• WHAT YOU ARE ASKED TO DO
Pick out each line below containing "Αθήνα".

>>>

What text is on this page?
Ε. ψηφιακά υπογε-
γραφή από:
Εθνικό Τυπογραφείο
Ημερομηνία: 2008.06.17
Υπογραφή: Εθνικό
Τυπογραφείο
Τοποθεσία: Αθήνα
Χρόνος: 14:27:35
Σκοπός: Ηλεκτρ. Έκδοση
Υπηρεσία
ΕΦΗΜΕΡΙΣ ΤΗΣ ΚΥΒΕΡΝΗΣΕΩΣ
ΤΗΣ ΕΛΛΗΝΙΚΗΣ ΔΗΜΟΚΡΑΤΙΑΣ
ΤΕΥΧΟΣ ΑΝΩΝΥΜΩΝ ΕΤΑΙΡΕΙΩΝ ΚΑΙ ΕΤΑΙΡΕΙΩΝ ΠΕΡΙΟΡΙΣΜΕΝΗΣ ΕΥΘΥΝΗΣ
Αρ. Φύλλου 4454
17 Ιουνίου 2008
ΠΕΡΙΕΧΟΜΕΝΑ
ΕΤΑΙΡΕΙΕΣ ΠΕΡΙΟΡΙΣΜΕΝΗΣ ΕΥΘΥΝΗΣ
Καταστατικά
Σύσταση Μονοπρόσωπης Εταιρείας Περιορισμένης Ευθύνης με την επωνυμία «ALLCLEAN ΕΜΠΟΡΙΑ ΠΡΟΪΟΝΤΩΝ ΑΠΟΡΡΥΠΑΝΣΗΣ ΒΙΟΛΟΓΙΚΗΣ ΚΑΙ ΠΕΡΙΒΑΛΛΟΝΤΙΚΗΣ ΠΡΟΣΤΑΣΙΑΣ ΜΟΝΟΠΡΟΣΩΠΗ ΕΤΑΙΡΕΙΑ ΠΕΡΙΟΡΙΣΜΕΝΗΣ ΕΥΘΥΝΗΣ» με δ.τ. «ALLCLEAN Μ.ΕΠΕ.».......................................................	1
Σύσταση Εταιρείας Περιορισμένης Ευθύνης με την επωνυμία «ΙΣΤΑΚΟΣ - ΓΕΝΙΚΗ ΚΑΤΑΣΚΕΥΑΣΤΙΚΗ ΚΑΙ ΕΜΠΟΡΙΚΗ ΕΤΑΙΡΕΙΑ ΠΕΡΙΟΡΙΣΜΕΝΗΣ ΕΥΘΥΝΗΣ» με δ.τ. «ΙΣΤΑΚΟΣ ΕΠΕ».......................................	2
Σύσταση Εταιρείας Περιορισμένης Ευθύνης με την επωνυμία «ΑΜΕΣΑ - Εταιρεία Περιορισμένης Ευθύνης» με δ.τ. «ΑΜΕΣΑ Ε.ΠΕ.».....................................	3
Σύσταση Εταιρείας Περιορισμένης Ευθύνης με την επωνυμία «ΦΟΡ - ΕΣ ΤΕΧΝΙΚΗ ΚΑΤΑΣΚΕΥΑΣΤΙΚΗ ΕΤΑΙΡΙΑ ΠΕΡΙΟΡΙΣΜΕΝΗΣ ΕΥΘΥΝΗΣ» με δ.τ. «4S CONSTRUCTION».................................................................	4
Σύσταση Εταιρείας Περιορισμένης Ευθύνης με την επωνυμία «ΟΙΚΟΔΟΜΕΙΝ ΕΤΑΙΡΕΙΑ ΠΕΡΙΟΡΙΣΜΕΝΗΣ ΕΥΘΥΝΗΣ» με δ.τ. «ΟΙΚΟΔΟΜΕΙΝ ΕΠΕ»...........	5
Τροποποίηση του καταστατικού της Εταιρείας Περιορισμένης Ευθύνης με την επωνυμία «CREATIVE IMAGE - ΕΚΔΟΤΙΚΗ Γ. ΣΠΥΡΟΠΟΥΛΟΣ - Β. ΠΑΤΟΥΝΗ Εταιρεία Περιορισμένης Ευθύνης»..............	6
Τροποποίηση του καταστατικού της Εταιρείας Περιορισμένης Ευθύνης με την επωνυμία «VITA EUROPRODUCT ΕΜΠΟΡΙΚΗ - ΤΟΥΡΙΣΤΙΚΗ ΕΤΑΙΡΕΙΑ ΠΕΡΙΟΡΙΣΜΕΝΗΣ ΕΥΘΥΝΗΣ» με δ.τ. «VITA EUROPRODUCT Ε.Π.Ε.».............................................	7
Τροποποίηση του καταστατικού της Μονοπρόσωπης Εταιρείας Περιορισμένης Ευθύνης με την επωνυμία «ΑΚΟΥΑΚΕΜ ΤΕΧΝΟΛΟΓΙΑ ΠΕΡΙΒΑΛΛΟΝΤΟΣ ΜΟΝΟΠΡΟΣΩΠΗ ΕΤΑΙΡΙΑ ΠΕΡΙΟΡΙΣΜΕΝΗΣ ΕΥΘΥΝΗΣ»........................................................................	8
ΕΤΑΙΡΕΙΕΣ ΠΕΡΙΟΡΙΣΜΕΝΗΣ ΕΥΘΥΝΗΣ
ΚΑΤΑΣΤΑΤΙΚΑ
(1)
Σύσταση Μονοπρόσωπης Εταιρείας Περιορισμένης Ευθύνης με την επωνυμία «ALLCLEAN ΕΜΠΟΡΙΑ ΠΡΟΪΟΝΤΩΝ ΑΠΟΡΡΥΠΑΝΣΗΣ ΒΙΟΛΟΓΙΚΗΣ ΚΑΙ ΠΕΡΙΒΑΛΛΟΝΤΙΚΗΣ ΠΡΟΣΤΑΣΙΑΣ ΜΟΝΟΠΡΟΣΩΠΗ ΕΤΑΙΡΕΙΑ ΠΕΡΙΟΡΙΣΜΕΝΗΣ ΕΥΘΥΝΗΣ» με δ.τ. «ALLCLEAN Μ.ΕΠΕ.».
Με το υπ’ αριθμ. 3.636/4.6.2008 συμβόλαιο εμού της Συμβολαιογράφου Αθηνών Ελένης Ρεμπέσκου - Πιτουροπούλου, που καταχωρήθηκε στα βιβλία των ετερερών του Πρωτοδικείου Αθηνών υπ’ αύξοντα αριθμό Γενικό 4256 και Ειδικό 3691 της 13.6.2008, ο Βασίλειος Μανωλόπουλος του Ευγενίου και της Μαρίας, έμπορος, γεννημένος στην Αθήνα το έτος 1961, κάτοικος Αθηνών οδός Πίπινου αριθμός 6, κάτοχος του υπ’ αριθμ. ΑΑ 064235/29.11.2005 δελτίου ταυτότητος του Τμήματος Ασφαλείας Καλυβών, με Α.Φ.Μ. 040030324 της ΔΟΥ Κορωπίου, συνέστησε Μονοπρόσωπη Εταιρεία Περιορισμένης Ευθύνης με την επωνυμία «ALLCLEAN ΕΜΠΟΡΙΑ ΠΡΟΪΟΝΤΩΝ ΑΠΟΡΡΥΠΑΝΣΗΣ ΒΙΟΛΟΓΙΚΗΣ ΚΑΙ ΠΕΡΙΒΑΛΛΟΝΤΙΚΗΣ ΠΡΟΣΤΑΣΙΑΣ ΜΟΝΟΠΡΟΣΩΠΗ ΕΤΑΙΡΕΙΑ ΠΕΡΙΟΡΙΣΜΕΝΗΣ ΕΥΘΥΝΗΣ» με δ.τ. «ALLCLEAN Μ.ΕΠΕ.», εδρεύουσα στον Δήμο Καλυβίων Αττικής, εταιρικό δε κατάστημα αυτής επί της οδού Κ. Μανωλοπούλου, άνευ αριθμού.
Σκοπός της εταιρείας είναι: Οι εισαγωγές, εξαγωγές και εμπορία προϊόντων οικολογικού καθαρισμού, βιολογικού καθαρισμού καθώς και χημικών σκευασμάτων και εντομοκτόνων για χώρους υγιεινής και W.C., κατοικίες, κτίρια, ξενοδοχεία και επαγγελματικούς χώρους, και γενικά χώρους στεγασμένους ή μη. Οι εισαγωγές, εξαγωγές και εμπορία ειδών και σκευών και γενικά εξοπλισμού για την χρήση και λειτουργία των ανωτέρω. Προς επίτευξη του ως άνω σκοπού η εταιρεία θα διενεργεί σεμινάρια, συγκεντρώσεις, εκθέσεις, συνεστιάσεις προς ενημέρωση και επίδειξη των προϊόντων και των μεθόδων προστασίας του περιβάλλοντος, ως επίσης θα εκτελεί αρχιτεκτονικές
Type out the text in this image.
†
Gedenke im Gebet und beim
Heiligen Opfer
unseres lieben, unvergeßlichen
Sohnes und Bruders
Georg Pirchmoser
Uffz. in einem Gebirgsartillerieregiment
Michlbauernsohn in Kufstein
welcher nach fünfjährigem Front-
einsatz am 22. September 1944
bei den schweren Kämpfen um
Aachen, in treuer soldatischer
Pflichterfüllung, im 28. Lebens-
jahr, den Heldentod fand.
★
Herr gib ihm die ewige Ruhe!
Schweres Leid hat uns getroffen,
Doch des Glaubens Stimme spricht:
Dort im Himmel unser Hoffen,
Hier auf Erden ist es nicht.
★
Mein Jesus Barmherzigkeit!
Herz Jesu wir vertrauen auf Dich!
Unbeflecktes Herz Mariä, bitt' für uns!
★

<<<

• REPLY
Τοποθεσία: Αθήνα
Με το υπ’ αριθμ. 3.636/4.6.2008 συμβόλαιο εμού της Συμβολαιογράφου Αθηνών Ελένης Ρεμπέσκου - Πιτουροπούλου, που καταχωρήθηκε στα βιβλία των ετερερών του Πρωτοδικείου Αθηνών υπ’ αύξοντα αριθμό Γενικό 4256 και Ειδικό 3691 της 13.6.2008, ο Βασίλειος Μανωλόπουλος του Ευγενίου και της Μαρίας, έμπορος, γεννημένος στην Αθήνα το έτος 1961, κάτοικος Αθηνών οδός Πίπινου αριθμός 6, κάτοχος του υπ’ αριθμ. ΑΑ 064235/29.11.2005 δελτίου ταυτότητος του Τμήματος Ασφαλείας Καλυβών, με Α.Φ.Μ. 040030324 της ΔΟΥ Κορωπίου, συνέστησε Μονοπρόσωπη Εταιρεία Περιορισμένης Ευθύνης με την επωνυμία «ALLCLEAN ΕΜΠΟΡΙΑ ΠΡΟΪΟΝΤΩΝ ΑΠΟΡΡΥΠΑΝΣΗΣ ΒΙΟΛΟΓΙΚΗΣ ΚΑΙ ΠΕΡΙΒΑΛΛΟΝΤΙΚΗΣ ΠΡΟΣΤΑΣΙΑΣ ΜΟΝΟΠΡΟΣΩΠΗ ΕΤΑΙΡΕΙΑ ΠΕΡΙΟΡΙΣΜΕΝΗΣ ΕΥΘΥΝΗΣ» με δ.τ. «ALLCLEAN Μ.ΕΠΕ.», εδρεύουσα στον Δήμο Καλυβίων Αττικής, εταιρικό δε κατάστημα αυτής επί της οδού Κ. Μανωλοπούλου, άνευ αριθμού.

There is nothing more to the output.